Exercise prompt: In the listing below, count the lines with "申报单位承诺书" and report only the figure.

[Collected data entries]
....................

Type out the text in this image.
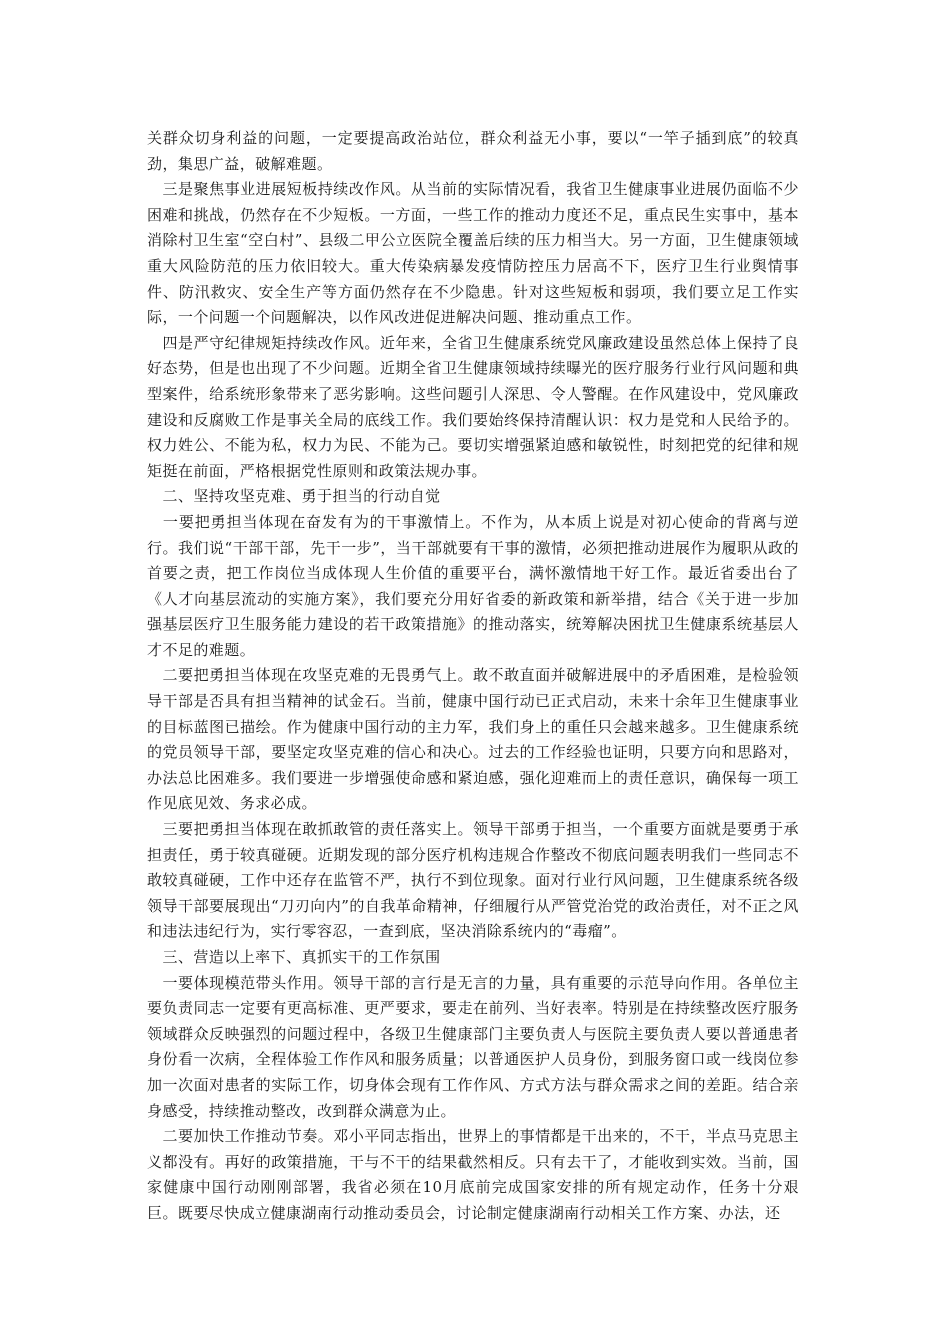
关群众切身利益的问题，一定要提高政治站位，群众利益无小事，要以“一竿子插到底”的较真劲，集思广益，破解难题。

　三是聚焦事业进展短板持续改作风。从当前的实际情况看，我省卫生健康事业进展仍面临不少困难和挑战，仍然存在不少短板。一方面，一些工作的推动力度还不足，重点民生实事中，基本消除村卫生室“空白村”、县级二甲公立医院全覆盖后续的压力相当大。另一方面，卫生健康领域重大风险防范的压力依旧较大。重大传染病暴发疫情防控压力居高不下，医疗卫生行业舆情事件、防汛救灾、安全生产等方面仍然存在不少隐患。针对这些短板和弱项，我们要立足工作实际，一个问题一个问题解决，以作风改进促进解决问题、推动重点工作。

　四是严守纪律规矩持续改作风。近年来，全省卫生健康系统党风廉政建设虽然总体上保持了良好态势，但是也出现了不少问题。近期全省卫生健康领域持续曝光的医疗服务行业行风问题和典型案件，给系统形象带来了恶劣影响。这些问题引人深思、令人警醒。在作风建设中，党风廉政建设和反腐败工作是事关全局的底线工作。我们要始终保持清醒认识：权力是党和人民给予的。权力姓公、不能为私，权力为民、不能为己。要切实增强紧迫感和敏锐性，时刻把党的纪律和规矩挺在前面，严格根据党性原则和政策法规办事。

　二、坚持攻坚克难、勇于担当的行动自觉

　一要把勇担当体现在奋发有为的干事激情上。不作为，从本质上说是对初心使命的背离与逆行。我们说“干部干部，先干一步”，当干部就要有干事的激情，必须把推动进展作为履职从政的首要之责，把工作岗位当成体现人生价值的重要平台，满怀激情地干好工作。最近省委出台了《人才向基层流动的实施方案》，我们要充分用好省委的新政策和新举措，结合《关于进一步加强基层医疗卫生服务能力建设的若干政策措施》的推动落实，统筹解决困扰卫生健康系统基层人才不足的难题。

　二要把勇担当体现在攻坚克难的无畏勇气上。敢不敢直面并破解进展中的矛盾困难，是检验领导干部是否具有担当精神的试金石。当前，健康中国行动已正式启动，未来十余年卫生健康事业的目标蓝图已描绘。作为健康中国行动的主力军，我们身上的重任只会越来越多。卫生健康系统的党员领导干部，要坚定攻坚克难的信心和决心。过去的工作经验也证明，只要方向和思路对，办法总比困难多。我们要进一步增强使命感和紧迫感，强化迎难而上的责任意识，确保每一项工作见底见效、务求必成。

　三要把勇担当体现在敢抓敢管的责任落实上。领导干部勇于担当，一个重要方面就是要勇于承担责任，勇于较真碰硬。近期发现的部分医疗机构违规合作整改不彻底问题表明我们一些同志不敢较真碰硬，工作中还存在监管不严，执行不到位现象。面对行业行风问题，卫生健康系统各级领导干部要展现出“刀刃向内”的自我革命精神，仔细履行从严管党治党的政治责任，对不正之风和违法违纪行为，实行零容忍，一查到底，坚决消除系统内的“毒瘤”。

　三、营造以上率下、真抓实干的工作氛围

　一要体现模范带头作用。领导干部的言行是无言的力量，具有重要的示范导向作用。各单位主要负责同志一定要有更高标准、更严要求，要走在前列、当好表率。特别是在持续整改医疗服务领域群众反映强烈的问题过程中，各级卫生健康部门主要负责人与医院主要负责人要以普通患者身份看一次病，全程体验工作作风和服务质量；以普通医护人员身份，到服务窗口或一线岗位参加一次面对患者的实际工作，切身体会现有工作作风、方式方法与群众需求之间的差距。结合亲身感受，持续推动整改，改到群众满意为止。

　二要加快工作推动节奏。邓小平同志指出，世界上的事情都是干出来的，不干，半点马克思主义都没有。再好的政策措施，干与不干的结果截然相反。只有去干了，才能收到实效。当前，国家健康中国行动刚刚部署，我省必须在10月底前完成国家安排的所有规定动作，任务十分艰巨。既要尽快成立健康湖南行动推动委员会，讨论制定健康湖南行动相关工作方案、办法，还
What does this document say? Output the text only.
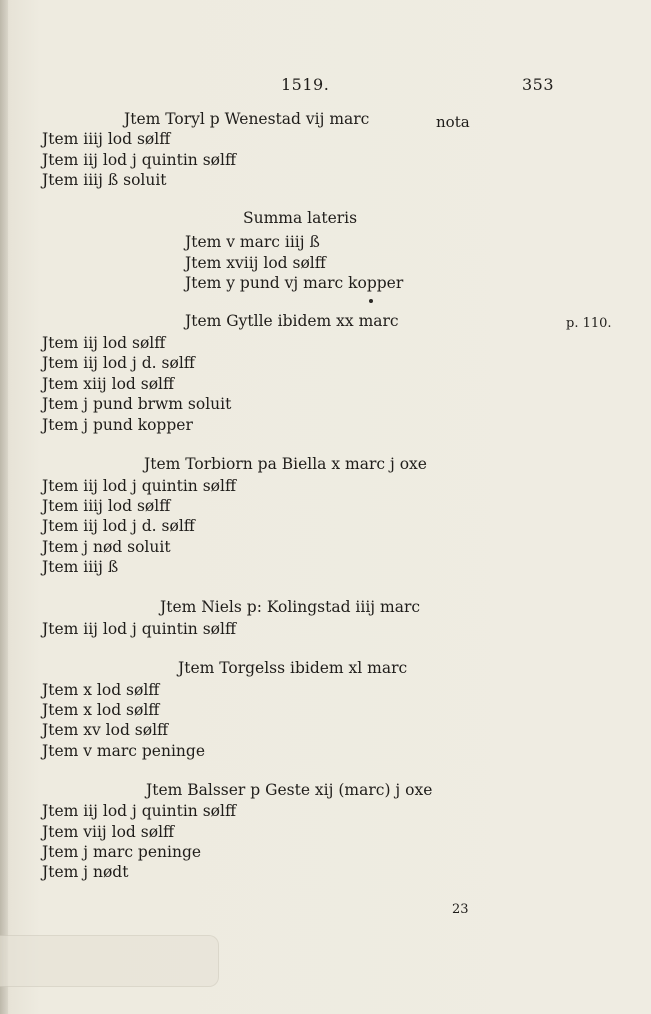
1519.	353
Jtem Toryl p Wenestad vij marc	nota
Jtem iiij lod sølff
Jtem iij lod j quintin sølff
Jtem iiij ß soluit
Summa lateris
Jtem v marc iiij ß
Jtem xviij lod sølff
Jtem y pund vj marc kopper
Jtem Gytlle ibidem xx marc	p. 110.
Jtem iij lod sølff
Jtem iij lod j d. sølff
Jtem xiij lod sølff
Jtem j pund brwm soluit
Jtem j pund kopper
Jtem Torbiorn pa Biella x marc j oxe
Jtem iij lod j quintin sølff
Jtem iiij lod sølff
Jtem iij lod j d. sølff
Jtem j nød soluit
Jtem iiij ß
Jtem Niels p: Kolingstad iiij marc
Jtem iij lod j quintin sølff
Jtem Torgelss ibidem xl marc
Jtem x lod sølff
Jtem x lod sølff
Jtem xv lod sølff
Jtem v marc peninge
Jtem Balsser p Geste xij (marc) j oxe
Jtem iij lod j quintin sølff
Jtem viij lod sølff
Jtem j marc peninge
Jtem j nødt
23
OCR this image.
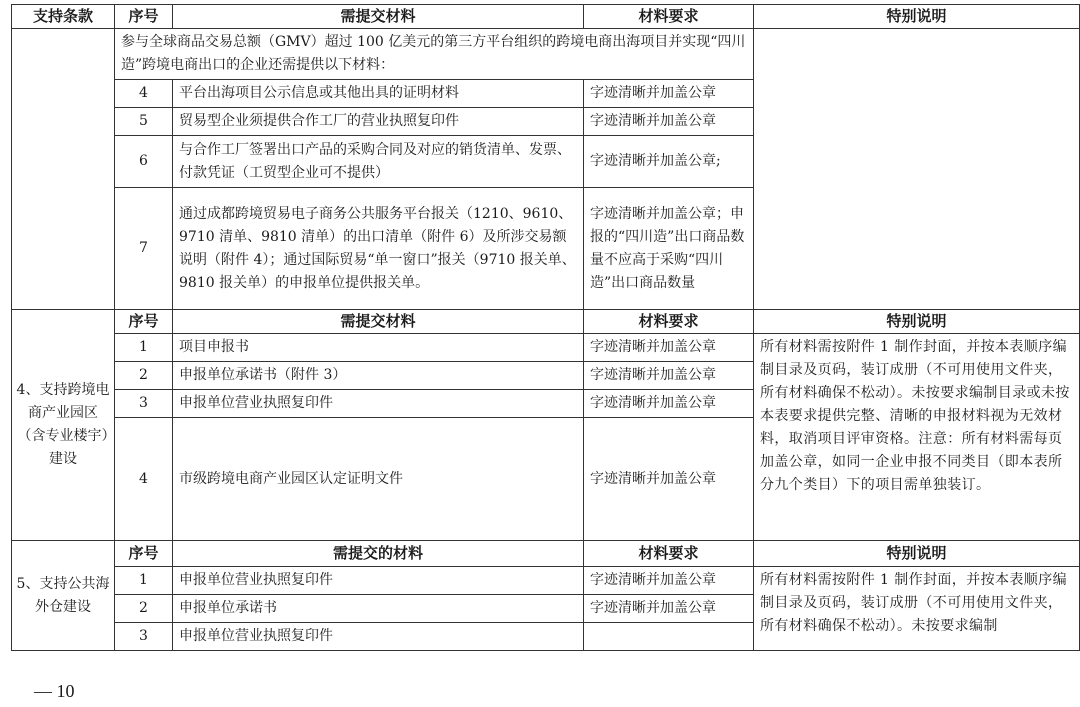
支持条款	序号	需提交材料	材料要求	特别说明
	参与全球商品交易总额（GMV）超过 100 亿美元的第三方平台组织的跨境电商出海项目并实现“四川造”跨境电商出口的企业还需提供以下材料：			
	4	平台出海项目公示信息或其他出具的证明材料	字迹清晰并加盖公章	
	5	贸易型企业须提供合作工厂的营业执照复印件	字迹清晰并加盖公章	
	6	与合作工厂签署出口产品的采购合同及对应的销货清单、发票、付款凭证（工贸型企业可不提供）	字迹清晰并加盖公章;	
	7	通过成都跨境贸易电子商务公共服务平台报关（1210、9610、9710 清单、9810 清单）的出口清单（附件 6）及所涉交易额说明（附件 4）；通过国际贸易“单一窗口”报关（9710 报关单、9810 报关单）的申报单位提供报关单。	字迹清晰并加盖公章；申报的“四川造”出口商品数量不应高于采购“四川造”出口商品数量	
4、支持跨境电商产业园区（含专业楼宇）建设	序号	需提交材料	材料要求	特别说明
	1	项目申报书	字迹清晰并加盖公章	所有材料需按附件 1 制作封面，并按本表顺序编制目录及页码，装订成册（不可用使用文件夹，所有材料确保不松动）。未按要求编制目录或未按本表要求提供完整、清晰的申报材料视为无效材料，取消项目评审资格。注意：所有材料需每页加盖公章，如同一企业申报不同类目（即本表所分九个类目）下的项目需单独装订。
	2	申报单位承诺书（附件 3）	字迹清晰并加盖公章	
	3	申报单位营业执照复印件	字迹清晰并加盖公章	
	4	市级跨境电商产业园区认定证明文件	字迹清晰并加盖公章	
5、支持公共海外仓建设	序号	需提交的材料	材料要求	特别说明
	1	申报单位营业执照复印件	字迹清晰并加盖公章	所有材料需按附件 1 制作封面，并按本表顺序编制目录及页码，装订成册（不可用使用文件夹，所有材料确保不松动）。未按要求编制
	2	申报单位承诺书	字迹清晰并加盖公章	
	3	申报单位营业执照复印件		
— 10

....................

Full solution: 2